* [Supplied material]:
*** Block opens ***

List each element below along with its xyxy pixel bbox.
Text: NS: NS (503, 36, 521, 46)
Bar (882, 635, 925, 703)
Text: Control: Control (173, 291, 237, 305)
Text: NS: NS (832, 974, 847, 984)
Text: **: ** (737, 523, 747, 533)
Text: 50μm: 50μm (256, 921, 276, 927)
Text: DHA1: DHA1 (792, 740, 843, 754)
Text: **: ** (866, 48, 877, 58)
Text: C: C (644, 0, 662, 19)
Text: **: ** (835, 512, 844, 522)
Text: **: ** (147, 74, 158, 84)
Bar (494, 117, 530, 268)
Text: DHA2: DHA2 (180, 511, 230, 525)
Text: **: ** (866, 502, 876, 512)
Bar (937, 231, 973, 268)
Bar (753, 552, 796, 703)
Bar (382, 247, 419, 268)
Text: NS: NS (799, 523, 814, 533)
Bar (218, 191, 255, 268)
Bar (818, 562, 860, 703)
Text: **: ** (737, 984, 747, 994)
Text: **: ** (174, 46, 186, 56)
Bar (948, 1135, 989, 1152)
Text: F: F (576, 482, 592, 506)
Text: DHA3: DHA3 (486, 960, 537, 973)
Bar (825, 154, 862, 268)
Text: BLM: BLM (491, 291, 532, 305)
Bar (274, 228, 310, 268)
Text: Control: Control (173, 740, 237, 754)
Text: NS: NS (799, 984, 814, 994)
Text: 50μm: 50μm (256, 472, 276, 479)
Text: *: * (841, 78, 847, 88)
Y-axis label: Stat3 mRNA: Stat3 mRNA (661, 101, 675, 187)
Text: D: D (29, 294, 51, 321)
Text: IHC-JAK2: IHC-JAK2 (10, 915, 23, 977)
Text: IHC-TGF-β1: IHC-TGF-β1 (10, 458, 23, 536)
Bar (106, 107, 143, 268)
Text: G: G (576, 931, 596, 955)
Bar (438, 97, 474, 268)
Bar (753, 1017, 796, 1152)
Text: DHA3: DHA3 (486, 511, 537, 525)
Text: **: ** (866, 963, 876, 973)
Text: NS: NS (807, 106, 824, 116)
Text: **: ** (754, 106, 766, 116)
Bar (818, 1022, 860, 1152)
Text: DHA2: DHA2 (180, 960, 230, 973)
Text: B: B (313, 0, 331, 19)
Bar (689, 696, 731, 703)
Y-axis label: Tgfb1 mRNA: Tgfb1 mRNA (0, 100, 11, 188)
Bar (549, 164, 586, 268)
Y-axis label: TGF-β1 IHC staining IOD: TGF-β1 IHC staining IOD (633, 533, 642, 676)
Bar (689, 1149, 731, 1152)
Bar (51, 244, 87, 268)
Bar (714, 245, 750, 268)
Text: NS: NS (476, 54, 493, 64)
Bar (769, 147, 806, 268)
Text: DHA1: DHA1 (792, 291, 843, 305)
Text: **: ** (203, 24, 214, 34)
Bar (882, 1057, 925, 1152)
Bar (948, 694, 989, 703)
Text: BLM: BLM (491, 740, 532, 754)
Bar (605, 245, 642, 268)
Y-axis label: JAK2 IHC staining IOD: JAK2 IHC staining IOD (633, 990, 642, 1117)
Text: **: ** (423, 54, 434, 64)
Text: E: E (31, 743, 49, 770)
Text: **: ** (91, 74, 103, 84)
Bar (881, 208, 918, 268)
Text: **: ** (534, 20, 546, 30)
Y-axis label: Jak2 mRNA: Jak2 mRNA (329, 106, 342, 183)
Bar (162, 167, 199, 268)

*** Block closes ***

* [Task brief]:
Once the listing above has been read, restate it exactly.

* [Output of the task]:
List each element below along with its xyxy pixel bbox.
Text: NS: NS (503, 36, 521, 46)
Bar (882, 635, 925, 703)
Text: Control: Control (173, 291, 237, 305)
Text: NS: NS (832, 974, 847, 984)
Text: **: ** (737, 523, 747, 533)
Text: 50μm: 50μm (256, 921, 276, 927)
Text: DHA1: DHA1 (792, 740, 843, 754)
Text: **: ** (866, 48, 877, 58)
Text: C: C (644, 0, 662, 19)
Text: **: ** (835, 512, 844, 522)
Text: **: ** (147, 74, 158, 84)
Bar (494, 117, 530, 268)
Text: DHA2: DHA2 (180, 511, 230, 525)
Text: **: ** (866, 502, 876, 512)
Bar (937, 231, 973, 268)
Bar (753, 552, 796, 703)
Bar (382, 247, 419, 268)
Text: NS: NS (799, 523, 814, 533)
Bar (218, 191, 255, 268)
Bar (818, 562, 860, 703)
Text: **: ** (737, 984, 747, 994)
Text: **: ** (174, 46, 186, 56)
Bar (948, 1135, 989, 1152)
Text: F: F (576, 482, 592, 506)
Text: DHA3: DHA3 (486, 960, 537, 973)
Bar (825, 154, 862, 268)
Text: BLM: BLM (491, 291, 532, 305)
Bar (274, 228, 310, 268)
Text: Control: Control (173, 740, 237, 754)
Text: NS: NS (799, 984, 814, 994)
Text: 50μm: 50μm (256, 472, 276, 479)
Text: *: * (841, 78, 847, 88)
Y-axis label: Stat3 mRNA: Stat3 mRNA (661, 101, 675, 187)
Text: D: D (29, 294, 51, 321)
Text: IHC-JAK2: IHC-JAK2 (10, 915, 23, 977)
Text: IHC-TGF-β1: IHC-TGF-β1 (10, 458, 23, 536)
Bar (106, 107, 143, 268)
Text: G: G (576, 931, 596, 955)
Bar (438, 97, 474, 268)
Bar (753, 1017, 796, 1152)
Text: DHA3: DHA3 (486, 511, 537, 525)
Text: **: ** (866, 963, 876, 973)
Text: NS: NS (807, 106, 824, 116)
Text: **: ** (754, 106, 766, 116)
Bar (818, 1022, 860, 1152)
Text: DHA2: DHA2 (180, 960, 230, 973)
Text: B: B (313, 0, 331, 19)
Bar (689, 696, 731, 703)
Y-axis label: Tgfb1 mRNA: Tgfb1 mRNA (0, 100, 11, 188)
Bar (549, 164, 586, 268)
Y-axis label: TGF-β1 IHC staining IOD: TGF-β1 IHC staining IOD (633, 533, 642, 676)
Bar (689, 1149, 731, 1152)
Bar (51, 244, 87, 268)
Bar (714, 245, 750, 268)
Text: NS: NS (476, 54, 493, 64)
Bar (769, 147, 806, 268)
Text: DHA1: DHA1 (792, 291, 843, 305)
Text: **: ** (203, 24, 214, 34)
Bar (882, 1057, 925, 1152)
Bar (948, 694, 989, 703)
Text: BLM: BLM (491, 740, 532, 754)
Bar (605, 245, 642, 268)
Y-axis label: JAK2 IHC staining IOD: JAK2 IHC staining IOD (633, 990, 642, 1117)
Text: **: ** (423, 54, 434, 64)
Text: E: E (31, 743, 49, 770)
Text: **: ** (91, 74, 103, 84)
Bar (881, 208, 918, 268)
Text: **: ** (534, 20, 546, 30)
Y-axis label: Jak2 mRNA: Jak2 mRNA (329, 106, 342, 183)
Bar (162, 167, 199, 268)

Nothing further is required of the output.